> **The problem**
Work out how many lines in the listing below include the word "plain". Give nothing but the number.

> **Data section**
▽
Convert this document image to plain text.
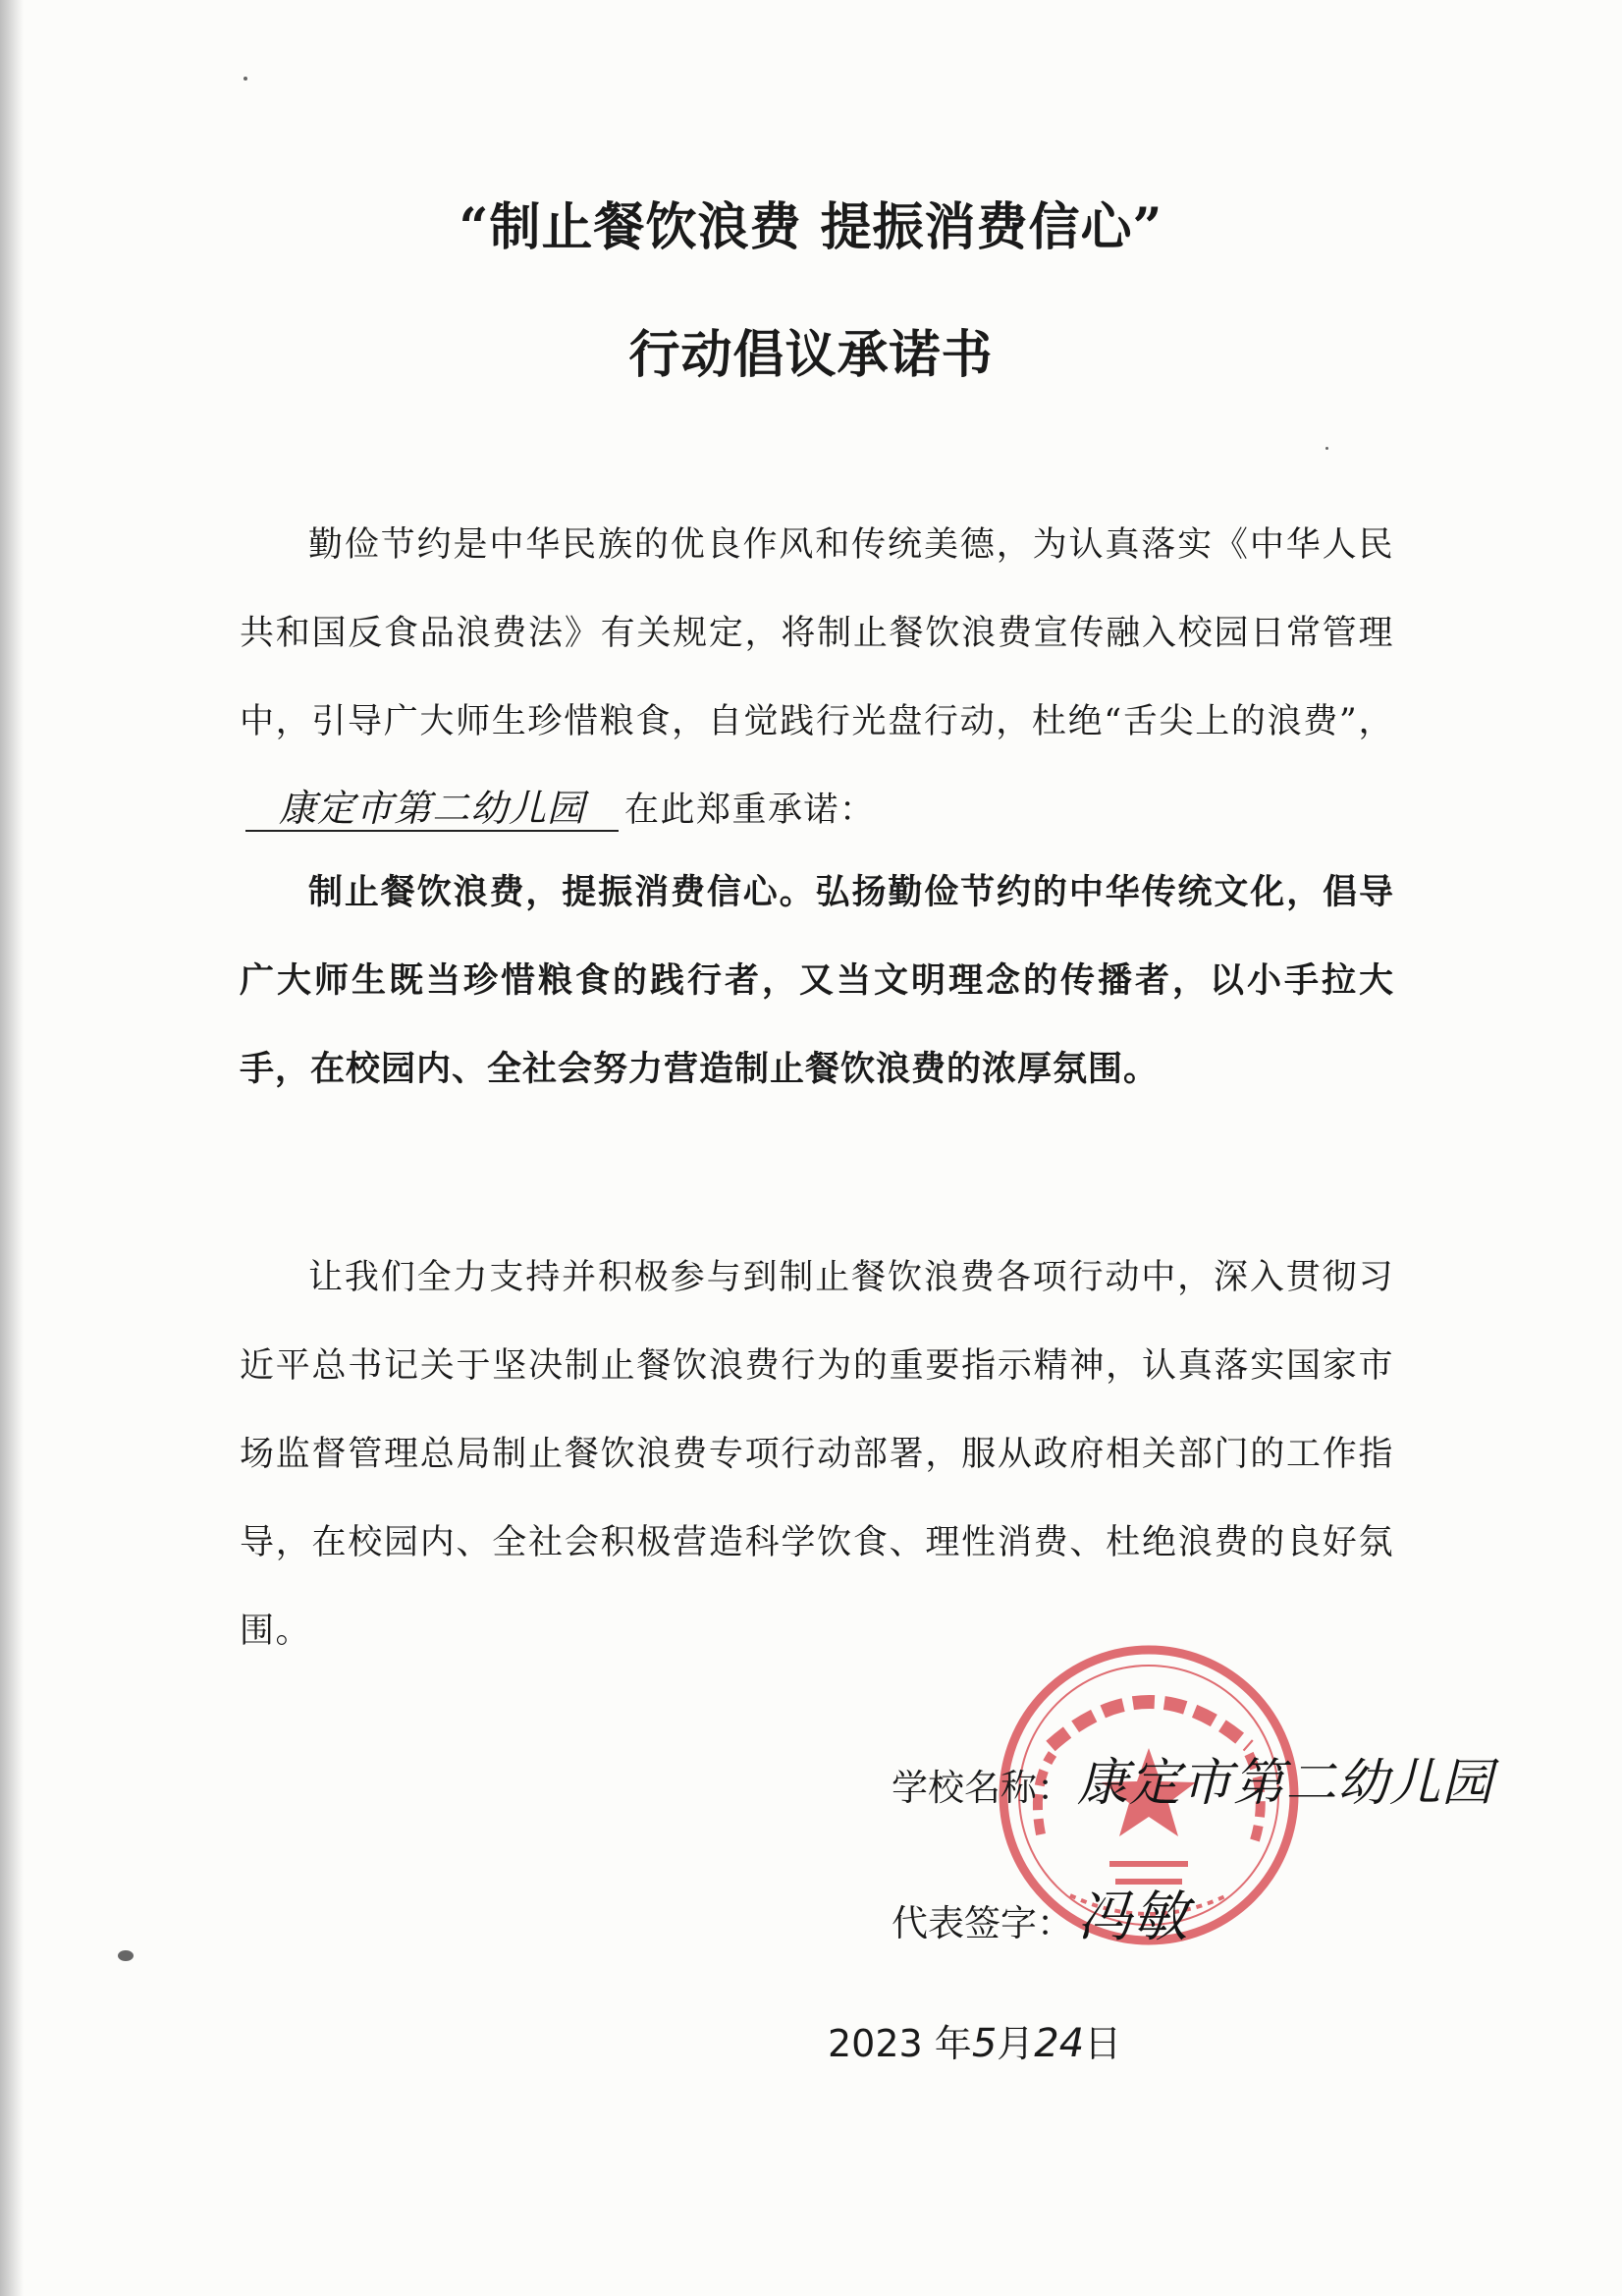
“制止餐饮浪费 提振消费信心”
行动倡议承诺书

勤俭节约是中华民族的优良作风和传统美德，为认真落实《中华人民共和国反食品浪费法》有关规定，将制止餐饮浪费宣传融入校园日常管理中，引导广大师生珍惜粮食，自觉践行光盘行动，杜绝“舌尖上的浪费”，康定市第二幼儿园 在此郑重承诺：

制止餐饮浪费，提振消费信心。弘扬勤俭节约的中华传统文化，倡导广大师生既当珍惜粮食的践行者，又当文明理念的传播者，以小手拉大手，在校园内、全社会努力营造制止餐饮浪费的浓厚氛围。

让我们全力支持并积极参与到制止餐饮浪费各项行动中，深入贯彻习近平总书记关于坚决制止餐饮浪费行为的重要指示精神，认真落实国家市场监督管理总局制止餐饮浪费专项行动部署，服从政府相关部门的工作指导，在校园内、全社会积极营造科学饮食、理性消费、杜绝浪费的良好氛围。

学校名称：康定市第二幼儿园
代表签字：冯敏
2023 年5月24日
△
▽
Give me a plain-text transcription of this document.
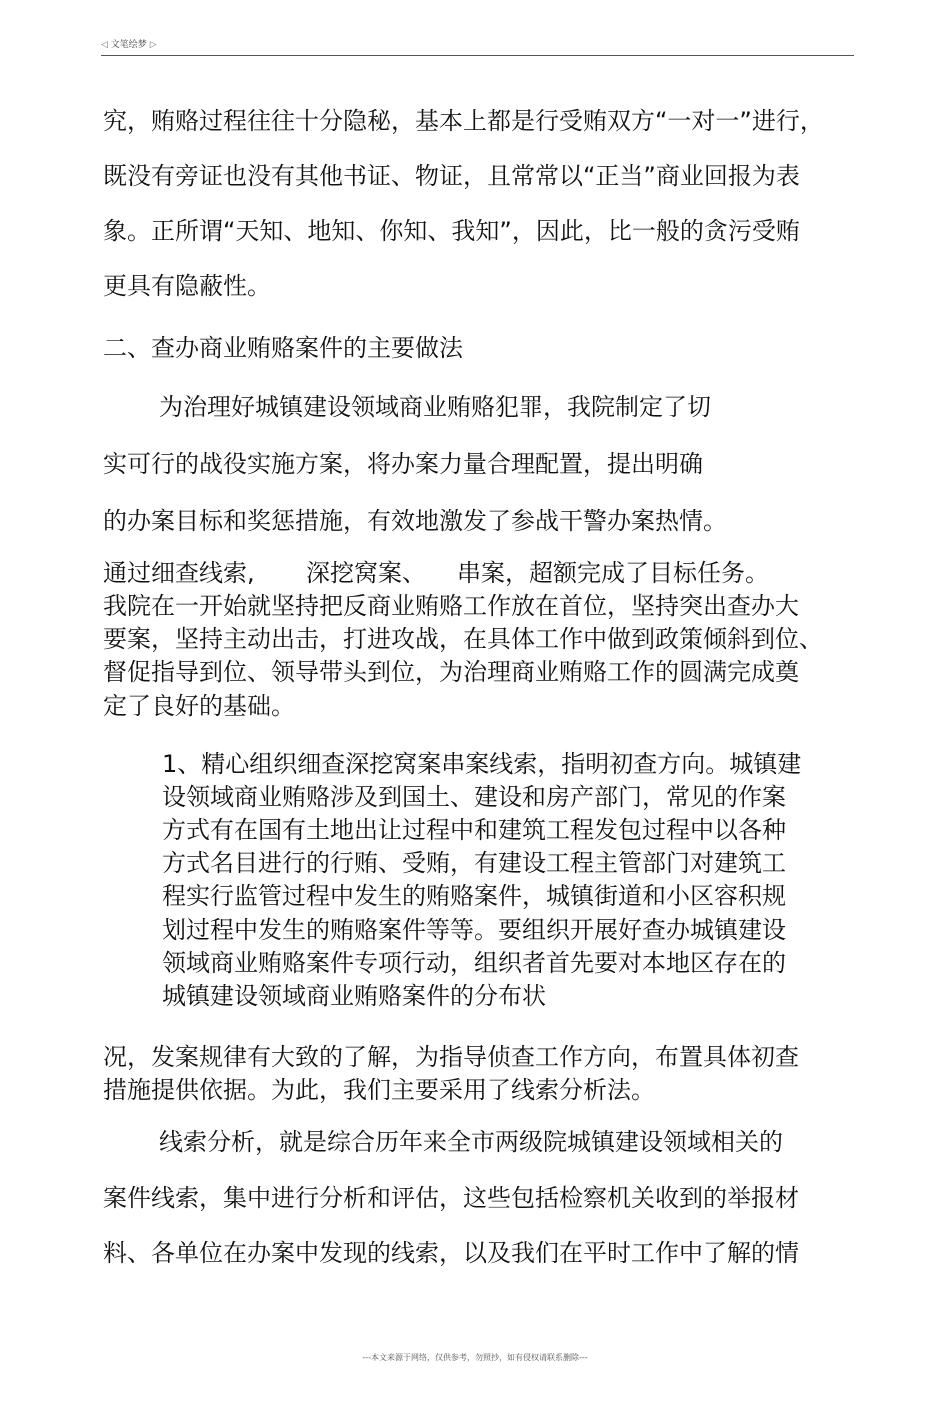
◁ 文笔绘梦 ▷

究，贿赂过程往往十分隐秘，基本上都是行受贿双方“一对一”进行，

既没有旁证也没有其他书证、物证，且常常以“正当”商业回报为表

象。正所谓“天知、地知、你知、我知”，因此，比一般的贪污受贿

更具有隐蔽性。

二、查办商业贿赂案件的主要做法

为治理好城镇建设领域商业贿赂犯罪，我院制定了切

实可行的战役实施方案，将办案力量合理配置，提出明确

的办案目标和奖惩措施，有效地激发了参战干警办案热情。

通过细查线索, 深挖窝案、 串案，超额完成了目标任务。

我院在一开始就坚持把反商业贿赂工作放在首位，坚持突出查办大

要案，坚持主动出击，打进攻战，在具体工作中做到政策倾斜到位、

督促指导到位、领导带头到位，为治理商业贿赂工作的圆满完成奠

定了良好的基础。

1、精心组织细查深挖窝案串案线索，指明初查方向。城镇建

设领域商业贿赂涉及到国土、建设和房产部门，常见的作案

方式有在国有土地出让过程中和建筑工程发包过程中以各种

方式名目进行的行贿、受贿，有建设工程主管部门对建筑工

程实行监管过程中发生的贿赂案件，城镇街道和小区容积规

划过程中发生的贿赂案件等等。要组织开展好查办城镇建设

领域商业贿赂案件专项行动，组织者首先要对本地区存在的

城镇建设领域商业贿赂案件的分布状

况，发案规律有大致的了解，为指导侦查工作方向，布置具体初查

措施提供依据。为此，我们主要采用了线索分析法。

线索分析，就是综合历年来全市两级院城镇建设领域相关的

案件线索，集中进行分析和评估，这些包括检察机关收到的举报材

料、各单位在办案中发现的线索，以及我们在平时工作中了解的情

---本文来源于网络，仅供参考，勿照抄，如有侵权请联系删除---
△
> **Answer to this problem**
2